(Records from a data source)

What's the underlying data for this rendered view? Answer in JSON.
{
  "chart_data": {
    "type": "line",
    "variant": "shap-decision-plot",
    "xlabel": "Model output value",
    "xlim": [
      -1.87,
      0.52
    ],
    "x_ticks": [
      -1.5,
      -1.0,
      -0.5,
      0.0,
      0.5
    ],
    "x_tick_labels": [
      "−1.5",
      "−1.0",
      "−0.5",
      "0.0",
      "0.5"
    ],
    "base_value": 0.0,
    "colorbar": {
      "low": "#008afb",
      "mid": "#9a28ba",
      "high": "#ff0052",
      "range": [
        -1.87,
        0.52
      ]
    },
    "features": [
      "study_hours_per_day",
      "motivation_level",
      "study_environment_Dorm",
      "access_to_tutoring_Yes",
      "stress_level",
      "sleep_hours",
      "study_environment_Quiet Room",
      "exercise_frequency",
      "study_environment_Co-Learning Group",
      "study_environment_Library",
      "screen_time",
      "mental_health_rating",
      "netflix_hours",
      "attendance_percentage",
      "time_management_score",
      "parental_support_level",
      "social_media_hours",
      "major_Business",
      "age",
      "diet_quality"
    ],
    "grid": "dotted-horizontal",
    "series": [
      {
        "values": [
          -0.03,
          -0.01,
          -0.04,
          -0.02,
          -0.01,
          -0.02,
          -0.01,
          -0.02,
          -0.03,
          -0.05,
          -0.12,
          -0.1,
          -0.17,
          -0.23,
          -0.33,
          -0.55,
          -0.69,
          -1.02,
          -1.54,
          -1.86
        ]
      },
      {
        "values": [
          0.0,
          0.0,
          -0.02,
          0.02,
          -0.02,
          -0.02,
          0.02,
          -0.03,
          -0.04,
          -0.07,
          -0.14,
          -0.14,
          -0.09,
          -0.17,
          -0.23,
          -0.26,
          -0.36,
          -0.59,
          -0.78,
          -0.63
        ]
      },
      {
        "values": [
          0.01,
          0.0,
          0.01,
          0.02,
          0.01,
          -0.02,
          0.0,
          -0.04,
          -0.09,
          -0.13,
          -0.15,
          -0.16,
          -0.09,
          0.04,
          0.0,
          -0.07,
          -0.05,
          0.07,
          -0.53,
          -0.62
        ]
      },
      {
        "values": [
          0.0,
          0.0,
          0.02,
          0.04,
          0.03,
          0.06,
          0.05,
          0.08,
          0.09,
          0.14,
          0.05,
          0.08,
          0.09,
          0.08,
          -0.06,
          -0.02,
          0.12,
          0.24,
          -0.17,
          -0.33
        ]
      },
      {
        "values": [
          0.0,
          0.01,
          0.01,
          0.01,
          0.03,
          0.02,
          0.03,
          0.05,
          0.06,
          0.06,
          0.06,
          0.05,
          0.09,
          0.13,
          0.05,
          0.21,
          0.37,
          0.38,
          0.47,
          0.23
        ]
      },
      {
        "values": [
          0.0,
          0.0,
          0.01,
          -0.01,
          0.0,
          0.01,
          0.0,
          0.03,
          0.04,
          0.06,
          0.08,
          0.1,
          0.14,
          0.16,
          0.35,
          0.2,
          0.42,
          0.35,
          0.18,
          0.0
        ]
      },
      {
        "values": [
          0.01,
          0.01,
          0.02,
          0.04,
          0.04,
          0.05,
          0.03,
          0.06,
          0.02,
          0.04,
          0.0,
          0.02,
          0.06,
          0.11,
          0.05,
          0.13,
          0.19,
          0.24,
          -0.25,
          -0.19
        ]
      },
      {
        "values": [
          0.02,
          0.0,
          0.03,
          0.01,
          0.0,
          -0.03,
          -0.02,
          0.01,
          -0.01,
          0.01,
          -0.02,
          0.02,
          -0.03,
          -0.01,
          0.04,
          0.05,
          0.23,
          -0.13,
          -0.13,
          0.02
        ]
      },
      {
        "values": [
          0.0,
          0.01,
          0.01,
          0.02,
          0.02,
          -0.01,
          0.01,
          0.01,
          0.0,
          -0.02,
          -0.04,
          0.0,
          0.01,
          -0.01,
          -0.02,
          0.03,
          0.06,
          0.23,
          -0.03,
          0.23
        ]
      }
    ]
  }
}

**EXERCISE GOAL:** Print the material above once more, exactly.

**SOLUTION FOR THIS PROBLEM:**
What's the underlying data for this rendered view? Answer in JSON.
{
  "chart_data": {
    "type": "line",
    "variant": "shap-decision-plot",
    "xlabel": "Model output value",
    "xlim": [
      -1.87,
      0.52
    ],
    "x_ticks": [
      -1.5,
      -1.0,
      -0.5,
      0.0,
      0.5
    ],
    "x_tick_labels": [
      "−1.5",
      "−1.0",
      "−0.5",
      "0.0",
      "0.5"
    ],
    "base_value": 0.0,
    "colorbar": {
      "low": "#008afb",
      "mid": "#9a28ba",
      "high": "#ff0052",
      "range": [
        -1.87,
        0.52
      ]
    },
    "features": [
      "study_hours_per_day",
      "motivation_level",
      "study_environment_Dorm",
      "access_to_tutoring_Yes",
      "stress_level",
      "sleep_hours",
      "study_environment_Quiet Room",
      "exercise_frequency",
      "study_environment_Co-Learning Group",
      "study_environment_Library",
      "screen_time",
      "mental_health_rating",
      "netflix_hours",
      "attendance_percentage",
      "time_management_score",
      "parental_support_level",
      "social_media_hours",
      "major_Business",
      "age",
      "diet_quality"
    ],
    "grid": "dotted-horizontal",
    "series": [
      {
        "values": [
          -0.03,
          -0.01,
          -0.04,
          -0.02,
          -0.01,
          -0.02,
          -0.01,
          -0.02,
          -0.03,
          -0.05,
          -0.12,
          -0.1,
          -0.17,
          -0.23,
          -0.33,
          -0.55,
          -0.69,
          -1.02,
          -1.54,
          -1.86
        ]
      },
      {
        "values": [
          0.0,
          0.0,
          -0.02,
          0.02,
          -0.02,
          -0.02,
          0.02,
          -0.03,
          -0.04,
          -0.07,
          -0.14,
          -0.14,
          -0.09,
          -0.17,
          -0.23,
          -0.26,
          -0.36,
          -0.59,
          -0.78,
          -0.63
        ]
      },
      {
        "values": [
          0.01,
          0.0,
          0.01,
          0.02,
          0.01,
          -0.02,
          0.0,
          -0.04,
          -0.09,
          -0.13,
          -0.15,
          -0.16,
          -0.09,
          0.04,
          0.0,
          -0.07,
          -0.05,
          0.07,
          -0.53,
          -0.62
        ]
      },
      {
        "values": [
          0.0,
          0.0,
          0.02,
          0.04,
          0.03,
          0.06,
          0.05,
          0.08,
          0.09,
          0.14,
          0.05,
          0.08,
          0.09,
          0.08,
          -0.06,
          -0.02,
          0.12,
          0.24,
          -0.17,
          -0.33
        ]
      },
      {
        "values": [
          0.0,
          0.01,
          0.01,
          0.01,
          0.03,
          0.02,
          0.03,
          0.05,
          0.06,
          0.06,
          0.06,
          0.05,
          0.09,
          0.13,
          0.05,
          0.21,
          0.37,
          0.38,
          0.47,
          0.23
        ]
      },
      {
        "values": [
          0.0,
          0.0,
          0.01,
          -0.01,
          0.0,
          0.01,
          0.0,
          0.03,
          0.04,
          0.06,
          0.08,
          0.1,
          0.14,
          0.16,
          0.35,
          0.2,
          0.42,
          0.35,
          0.18,
          0.0
        ]
      },
      {
        "values": [
          0.01,
          0.01,
          0.02,
          0.04,
          0.04,
          0.05,
          0.03,
          0.06,
          0.02,
          0.04,
          0.0,
          0.02,
          0.06,
          0.11,
          0.05,
          0.13,
          0.19,
          0.24,
          -0.25,
          -0.19
        ]
      },
      {
        "values": [
          0.02,
          0.0,
          0.03,
          0.01,
          0.0,
          -0.03,
          -0.02,
          0.01,
          -0.01,
          0.01,
          -0.02,
          0.02,
          -0.03,
          -0.01,
          0.04,
          0.05,
          0.23,
          -0.13,
          -0.13,
          0.02
        ]
      },
      {
        "values": [
          0.0,
          0.01,
          0.01,
          0.02,
          0.02,
          -0.01,
          0.01,
          0.01,
          0.0,
          -0.02,
          -0.04,
          0.0,
          0.01,
          -0.01,
          -0.02,
          0.03,
          0.06,
          0.23,
          -0.03,
          0.23
        ]
      }
    ]
  }
}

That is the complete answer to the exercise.